WORK INSTRUCTIONS: Reproduce every record below exactly as written, leaving out any pictures.

AVAILABLE DATA:
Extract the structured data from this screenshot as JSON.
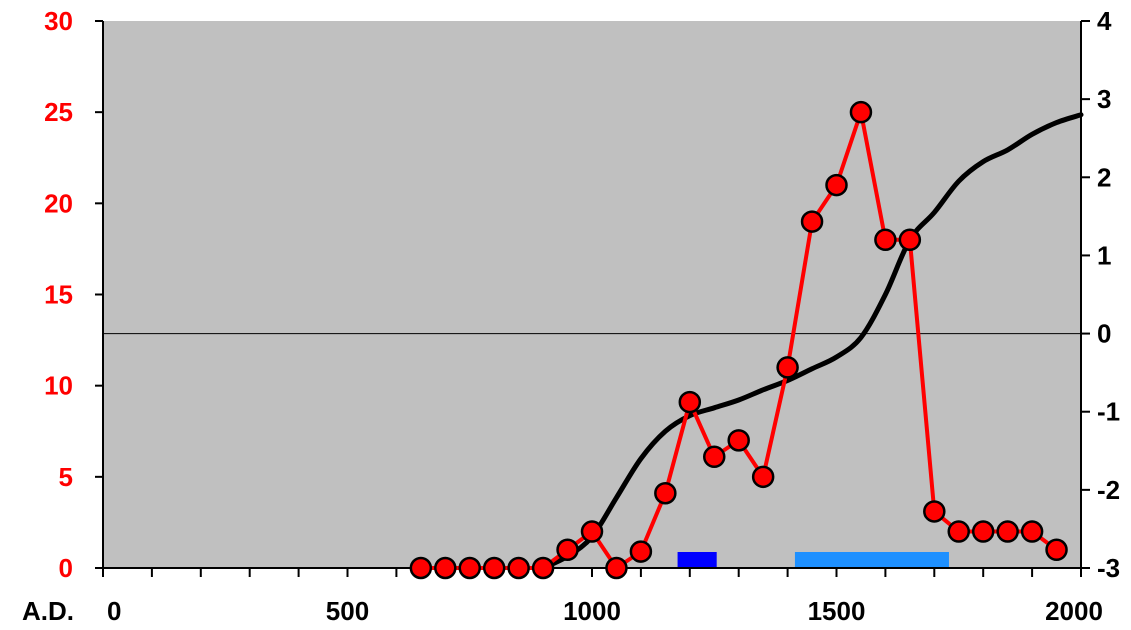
{
  "chart_data": {
    "type": "line",
    "x_axis": {
      "range": [
        0,
        2000
      ],
      "ticks": [
        0,
        500,
        1000,
        1500,
        2000
      ],
      "minor_step": 100,
      "prefix_label": "A.D."
    },
    "y_left": {
      "range": [
        0,
        30
      ],
      "ticks": [
        0,
        5,
        10,
        15,
        20,
        25,
        30
      ],
      "color": "#ff0000"
    },
    "y_right": {
      "range": [
        -3,
        4
      ],
      "ticks": [
        -3,
        -2,
        -1,
        0,
        1,
        2,
        3,
        4
      ],
      "color": "#000000",
      "reference_line": 0
    },
    "background": "#c0c0c0",
    "grid": false,
    "series": [
      {
        "axis": "left",
        "color": "#ff0000",
        "marker": "circle",
        "points": [
          [
            650,
            0
          ],
          [
            700,
            0
          ],
          [
            750,
            0
          ],
          [
            800,
            0
          ],
          [
            850,
            0
          ],
          [
            900,
            0
          ],
          [
            950,
            1
          ],
          [
            1000,
            2
          ],
          [
            1050,
            0
          ],
          [
            1100,
            0.9
          ],
          [
            1150,
            4.1
          ],
          [
            1200,
            9.1
          ],
          [
            1250,
            6.1
          ],
          [
            1300,
            7
          ],
          [
            1350,
            5
          ],
          [
            1400,
            11
          ],
          [
            1450,
            19
          ],
          [
            1500,
            21
          ],
          [
            1550,
            25
          ],
          [
            1600,
            18
          ],
          [
            1650,
            18
          ],
          [
            1700,
            3.1
          ],
          [
            1750,
            2
          ],
          [
            1800,
            2
          ],
          [
            1850,
            2
          ],
          [
            1900,
            2
          ],
          [
            1950,
            1
          ]
        ]
      },
      {
        "axis": "right",
        "color": "#000000",
        "marker": "none",
        "points": [
          [
            900,
            -3
          ],
          [
            950,
            -2.85
          ],
          [
            1000,
            -2.6
          ],
          [
            1050,
            -2.1
          ],
          [
            1100,
            -1.6
          ],
          [
            1150,
            -1.25
          ],
          [
            1200,
            -1.05
          ],
          [
            1250,
            -0.95
          ],
          [
            1300,
            -0.85
          ],
          [
            1350,
            -0.72
          ],
          [
            1400,
            -0.6
          ],
          [
            1450,
            -0.45
          ],
          [
            1500,
            -0.3
          ],
          [
            1550,
            -0.05
          ],
          [
            1600,
            0.5
          ],
          [
            1650,
            1.2
          ],
          [
            1700,
            1.55
          ],
          [
            1750,
            1.95
          ],
          [
            1800,
            2.2
          ],
          [
            1850,
            2.35
          ],
          [
            1900,
            2.55
          ],
          [
            1950,
            2.7
          ],
          [
            2000,
            2.8
          ]
        ]
      }
    ],
    "periods": [
      {
        "start": 1175,
        "end": 1255,
        "color": "#0000ff"
      },
      {
        "start": 1415,
        "end": 1730,
        "color": "#1e90ff"
      }
    ]
  }
}
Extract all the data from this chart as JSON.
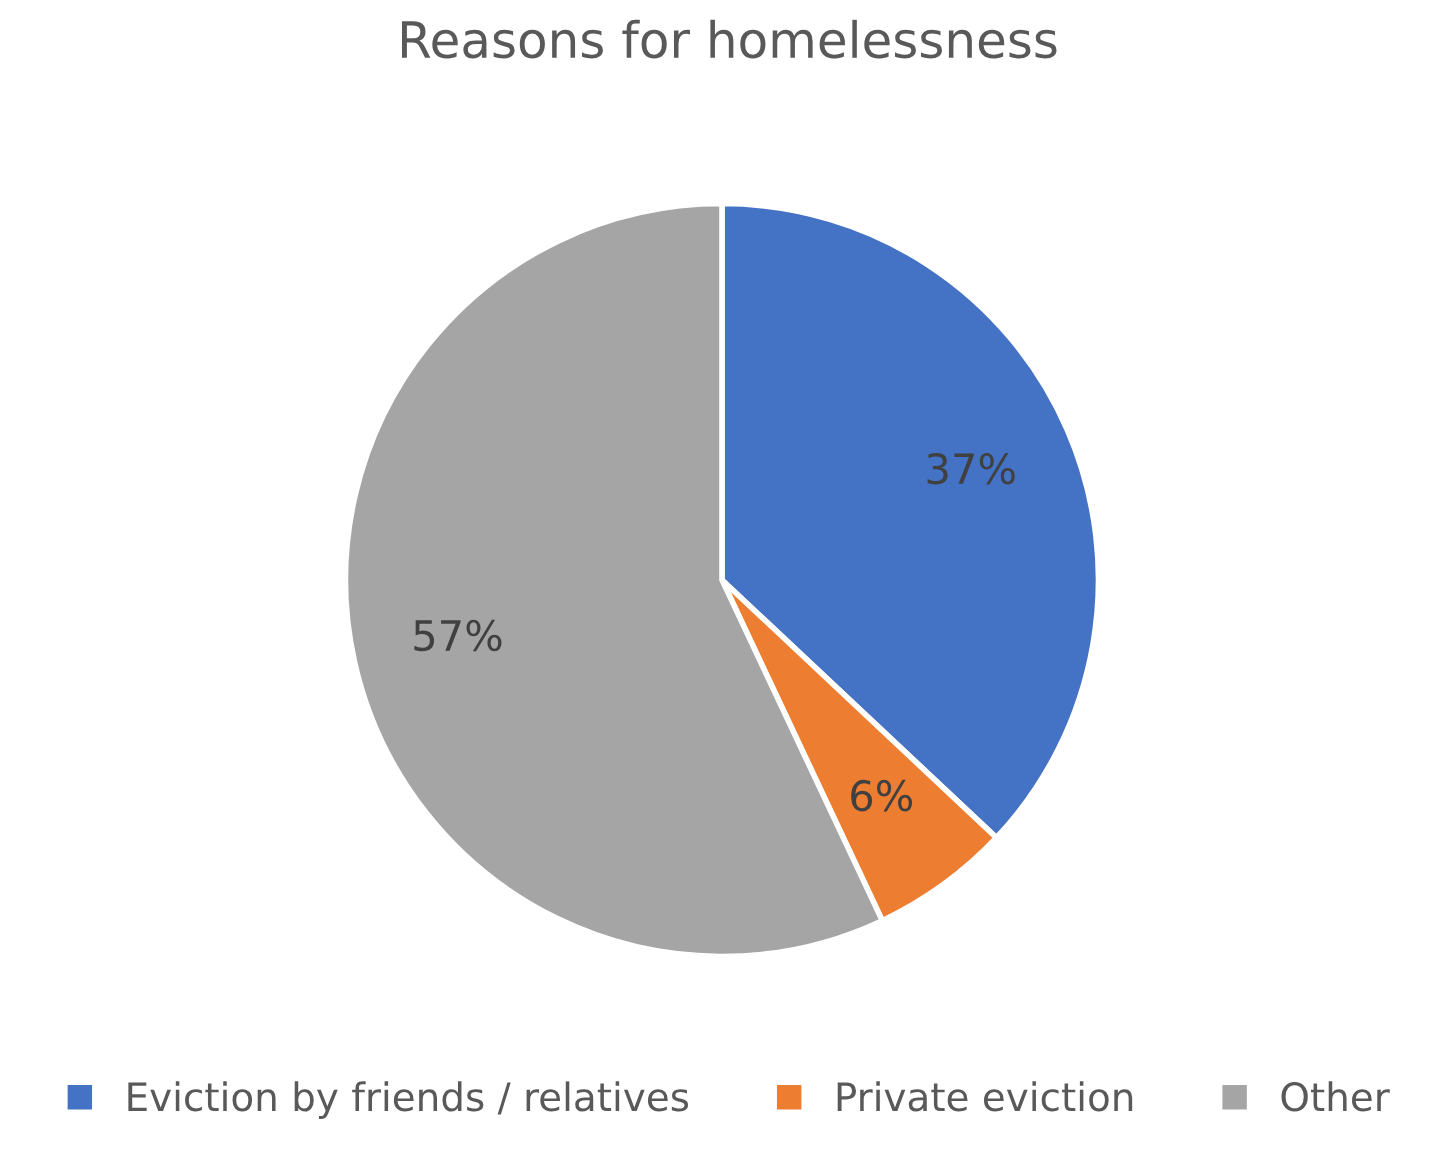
{
  "chart_data": {
    "type": "pie",
    "title": "Reasons for homelessness",
    "categories": [
      "Eviction by friends / relatives",
      "Private eviction",
      "Other"
    ],
    "values": [
      37,
      6,
      57
    ],
    "colors": [
      "#4472c4",
      "#ed7d31",
      "#a5a5a5"
    ],
    "value_labels": [
      "37%",
      "6%",
      "57%"
    ],
    "legend": "bottom"
  }
}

THE RESULT:
Extract the structured data from this screenshot as JSON.
{
  "chart_data": {
    "type": "line",
    "x_axis": {
      "range": [
        0,
        2000
      ],
      "ticks": [
        0,
        500,
        1000,
        1500,
        2000
      ],
      "minor_step": 100,
      "prefix_label": "A.D."
    },
    "y_left": {
      "range": [
        0,
        30
      ],
      "ticks": [
        0,
        5,
        10,
        15,
        20,
        25,
        30
      ],
      "color": "#ff0000"
    },
    "y_right": {
      "range": [
        -3,
        4
      ],
      "ticks": [
        -3,
        -2,
        -1,
        0,
        1,
        2,
        3,
        4
      ],
      "color": "#000000",
      "reference_line": 0
    },
    "background": "#c0c0c0",
    "grid": false,
    "series": [
      {
        "axis": "left",
        "color": "#ff0000",
        "marker": "circle",
        "points": [
          [
            650,
            0
          ],
          [
            700,
            0
          ],
          [
            750,
            0
          ],
          [
            800,
            0
          ],
          [
            850,
            0
          ],
          [
            900,
            0
          ],
          [
            950,
            1
          ],
          [
            1000,
            2
          ],
          [
            1050,
            0
          ],
          [
            1100,
            0.9
          ],
          [
            1150,
            4.1
          ],
          [
            1200,
            9.1
          ],
          [
            1250,
            6.1
          ],
          [
            1300,
            7
          ],
          [
            1350,
            5
          ],
          [
            1400,
            11
          ],
          [
            1450,
            19
          ],
          [
            1500,
            21
          ],
          [
            1550,
            25
          ],
          [
            1600,
            18
          ],
          [
            1650,
            18
          ],
          [
            1700,
            3.1
          ],
          [
            1750,
            2
          ],
          [
            1800,
            2
          ],
          [
            1850,
            2
          ],
          [
            1900,
            2
          ],
          [
            1950,
            1
          ]
        ]
      },
      {
        "axis": "right",
        "color": "#000000",
        "marker": "none",
        "points": [
          [
            900,
            -3
          ],
          [
            950,
            -2.85
          ],
          [
            1000,
            -2.6
          ],
          [
            1050,
            -2.1
          ],
          [
            1100,
            -1.6
          ],
          [
            1150,
            -1.25
          ],
          [
            1200,
            -1.05
          ],
          [
            1250,
            -0.95
          ],
          [
            1300,
            -0.85
          ],
          [
            1350,
            -0.72
          ],
          [
            1400,
            -0.6
          ],
          [
            1450,
            -0.45
          ],
          [
            1500,
            -0.3
          ],
          [
            1550,
            -0.05
          ],
          [
            1600,
            0.5
          ],
          [
            1650,
            1.2
          ],
          [
            1700,
            1.55
          ],
          [
            1750,
            1.95
          ],
          [
            1800,
            2.2
          ],
          [
            1850,
            2.35
          ],
          [
            1900,
            2.55
          ],
          [
            1950,
            2.7
          ],
          [
            2000,
            2.8
          ]
        ]
      }
    ],
    "periods": [
      {
        "start": 1175,
        "end": 1255,
        "color": "#0000ff"
      },
      {
        "start": 1415,
        "end": 1730,
        "color": "#1e90ff"
      }
    ]
  }
}
Extract all the data from this chart as JSON.
{
  "chart_data": {
    "type": "pie",
    "title": "Reasons for homelessness",
    "categories": [
      "Eviction by friends / relatives",
      "Private eviction",
      "Other"
    ],
    "values": [
      37,
      6,
      57
    ],
    "colors": [
      "#4472c4",
      "#ed7d31",
      "#a5a5a5"
    ],
    "value_labels": [
      "37%",
      "6%",
      "57%"
    ],
    "legend": "bottom"
  }
}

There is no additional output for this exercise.